• _Task instructions_
Check every line of the material below for the string "emission", and return the ones that have it.

(Figure record extracts)
►

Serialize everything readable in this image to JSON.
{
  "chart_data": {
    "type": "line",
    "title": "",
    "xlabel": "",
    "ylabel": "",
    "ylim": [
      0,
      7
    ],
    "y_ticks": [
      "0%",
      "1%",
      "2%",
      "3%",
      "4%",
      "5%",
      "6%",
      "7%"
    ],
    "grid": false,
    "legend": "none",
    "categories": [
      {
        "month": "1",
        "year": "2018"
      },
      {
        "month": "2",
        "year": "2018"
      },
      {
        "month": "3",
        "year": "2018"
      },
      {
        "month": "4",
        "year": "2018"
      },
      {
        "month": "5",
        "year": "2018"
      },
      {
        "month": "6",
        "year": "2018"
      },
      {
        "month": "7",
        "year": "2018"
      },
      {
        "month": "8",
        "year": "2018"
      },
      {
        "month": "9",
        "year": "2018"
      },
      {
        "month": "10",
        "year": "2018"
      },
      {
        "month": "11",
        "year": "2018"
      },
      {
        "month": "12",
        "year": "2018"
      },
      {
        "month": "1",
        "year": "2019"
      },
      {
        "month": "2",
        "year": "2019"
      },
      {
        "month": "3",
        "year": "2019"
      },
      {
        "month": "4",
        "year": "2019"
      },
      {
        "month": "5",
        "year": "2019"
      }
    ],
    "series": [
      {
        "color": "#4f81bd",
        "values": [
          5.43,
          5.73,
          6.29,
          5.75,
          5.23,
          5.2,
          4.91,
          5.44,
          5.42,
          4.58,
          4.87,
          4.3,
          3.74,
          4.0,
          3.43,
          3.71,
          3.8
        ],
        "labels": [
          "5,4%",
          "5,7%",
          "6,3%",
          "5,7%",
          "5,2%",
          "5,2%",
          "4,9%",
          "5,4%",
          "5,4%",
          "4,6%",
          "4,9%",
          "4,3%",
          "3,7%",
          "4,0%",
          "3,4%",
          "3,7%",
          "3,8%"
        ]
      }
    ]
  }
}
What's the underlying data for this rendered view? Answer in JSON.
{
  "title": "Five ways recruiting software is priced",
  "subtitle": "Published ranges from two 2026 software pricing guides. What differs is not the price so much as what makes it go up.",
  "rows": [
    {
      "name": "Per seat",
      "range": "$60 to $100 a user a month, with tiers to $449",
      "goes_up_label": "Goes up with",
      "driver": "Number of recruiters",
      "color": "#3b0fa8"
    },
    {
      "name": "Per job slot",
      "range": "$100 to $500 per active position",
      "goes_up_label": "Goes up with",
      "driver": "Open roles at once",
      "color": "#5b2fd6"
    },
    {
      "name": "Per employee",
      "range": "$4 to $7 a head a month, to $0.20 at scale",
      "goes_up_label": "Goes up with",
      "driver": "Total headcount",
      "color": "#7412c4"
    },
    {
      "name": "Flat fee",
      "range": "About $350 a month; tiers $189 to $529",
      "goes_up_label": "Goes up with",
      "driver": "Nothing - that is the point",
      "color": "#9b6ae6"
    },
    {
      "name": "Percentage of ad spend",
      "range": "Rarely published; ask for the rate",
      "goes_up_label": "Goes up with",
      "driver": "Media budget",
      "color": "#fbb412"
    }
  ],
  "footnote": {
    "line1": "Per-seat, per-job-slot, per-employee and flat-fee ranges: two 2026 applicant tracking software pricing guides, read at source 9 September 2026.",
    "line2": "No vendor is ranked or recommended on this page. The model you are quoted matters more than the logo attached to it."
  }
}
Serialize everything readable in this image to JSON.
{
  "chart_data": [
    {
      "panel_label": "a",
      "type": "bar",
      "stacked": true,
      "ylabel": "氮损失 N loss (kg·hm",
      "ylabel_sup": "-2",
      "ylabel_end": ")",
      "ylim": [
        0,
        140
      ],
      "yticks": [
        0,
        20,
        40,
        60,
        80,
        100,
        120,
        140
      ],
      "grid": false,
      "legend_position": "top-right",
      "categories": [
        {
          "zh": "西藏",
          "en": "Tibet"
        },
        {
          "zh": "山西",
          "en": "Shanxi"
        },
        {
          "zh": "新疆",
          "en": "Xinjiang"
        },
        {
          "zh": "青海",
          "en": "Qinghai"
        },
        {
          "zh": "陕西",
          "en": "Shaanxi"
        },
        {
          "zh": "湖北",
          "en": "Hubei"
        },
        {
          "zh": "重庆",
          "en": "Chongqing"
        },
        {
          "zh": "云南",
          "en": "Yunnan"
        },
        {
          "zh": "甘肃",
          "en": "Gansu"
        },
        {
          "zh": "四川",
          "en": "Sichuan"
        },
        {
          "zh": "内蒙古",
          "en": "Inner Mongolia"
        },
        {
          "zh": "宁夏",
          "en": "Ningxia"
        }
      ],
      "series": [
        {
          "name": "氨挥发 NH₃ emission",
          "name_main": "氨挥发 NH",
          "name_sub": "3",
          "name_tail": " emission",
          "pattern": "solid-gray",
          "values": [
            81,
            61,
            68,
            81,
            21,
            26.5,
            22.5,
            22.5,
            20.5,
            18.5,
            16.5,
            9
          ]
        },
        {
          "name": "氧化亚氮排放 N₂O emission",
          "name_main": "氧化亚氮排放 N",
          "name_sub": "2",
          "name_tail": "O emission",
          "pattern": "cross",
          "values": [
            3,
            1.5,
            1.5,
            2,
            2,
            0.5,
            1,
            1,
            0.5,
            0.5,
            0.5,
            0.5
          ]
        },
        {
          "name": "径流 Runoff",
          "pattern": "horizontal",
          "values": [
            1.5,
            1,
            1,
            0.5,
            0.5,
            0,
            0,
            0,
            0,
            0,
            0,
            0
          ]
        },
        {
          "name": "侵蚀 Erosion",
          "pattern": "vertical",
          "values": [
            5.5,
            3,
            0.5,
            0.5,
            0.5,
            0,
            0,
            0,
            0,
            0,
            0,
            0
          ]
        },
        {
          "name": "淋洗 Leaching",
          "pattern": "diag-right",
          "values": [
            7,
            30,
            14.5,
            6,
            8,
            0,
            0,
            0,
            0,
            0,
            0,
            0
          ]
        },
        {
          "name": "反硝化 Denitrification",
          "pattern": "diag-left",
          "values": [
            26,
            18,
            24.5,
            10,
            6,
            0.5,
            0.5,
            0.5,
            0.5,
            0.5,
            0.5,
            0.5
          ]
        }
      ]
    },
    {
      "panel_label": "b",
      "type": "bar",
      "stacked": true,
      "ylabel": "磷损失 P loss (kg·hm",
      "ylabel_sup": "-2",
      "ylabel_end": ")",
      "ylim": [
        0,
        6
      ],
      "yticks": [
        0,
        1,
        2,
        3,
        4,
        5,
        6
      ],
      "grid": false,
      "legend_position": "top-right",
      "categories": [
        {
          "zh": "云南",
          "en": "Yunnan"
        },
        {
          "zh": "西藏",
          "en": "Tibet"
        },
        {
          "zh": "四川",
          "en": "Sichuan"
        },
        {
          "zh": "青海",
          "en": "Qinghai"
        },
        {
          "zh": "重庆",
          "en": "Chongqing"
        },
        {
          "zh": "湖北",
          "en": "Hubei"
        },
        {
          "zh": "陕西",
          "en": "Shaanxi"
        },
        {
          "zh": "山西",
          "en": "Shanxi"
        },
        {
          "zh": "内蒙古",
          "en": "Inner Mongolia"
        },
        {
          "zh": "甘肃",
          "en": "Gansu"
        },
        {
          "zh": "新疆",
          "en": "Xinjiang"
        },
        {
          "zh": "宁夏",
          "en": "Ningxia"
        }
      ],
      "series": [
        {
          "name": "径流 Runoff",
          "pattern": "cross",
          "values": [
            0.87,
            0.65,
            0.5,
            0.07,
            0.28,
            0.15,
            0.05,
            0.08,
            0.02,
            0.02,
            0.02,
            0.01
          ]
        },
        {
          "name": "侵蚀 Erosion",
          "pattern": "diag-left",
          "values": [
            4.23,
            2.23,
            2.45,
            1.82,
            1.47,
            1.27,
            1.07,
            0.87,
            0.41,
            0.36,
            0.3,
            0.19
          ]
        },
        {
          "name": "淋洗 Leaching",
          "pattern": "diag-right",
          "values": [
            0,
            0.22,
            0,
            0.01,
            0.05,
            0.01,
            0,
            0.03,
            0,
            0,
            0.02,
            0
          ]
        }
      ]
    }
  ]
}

◄

• _The answer_
          "name": "氨挥发 NH₃ emission",
          "name_tail": " emission",
          "name": "氧化亚氮排放 N₂O emission",
          "name_tail": "O emission",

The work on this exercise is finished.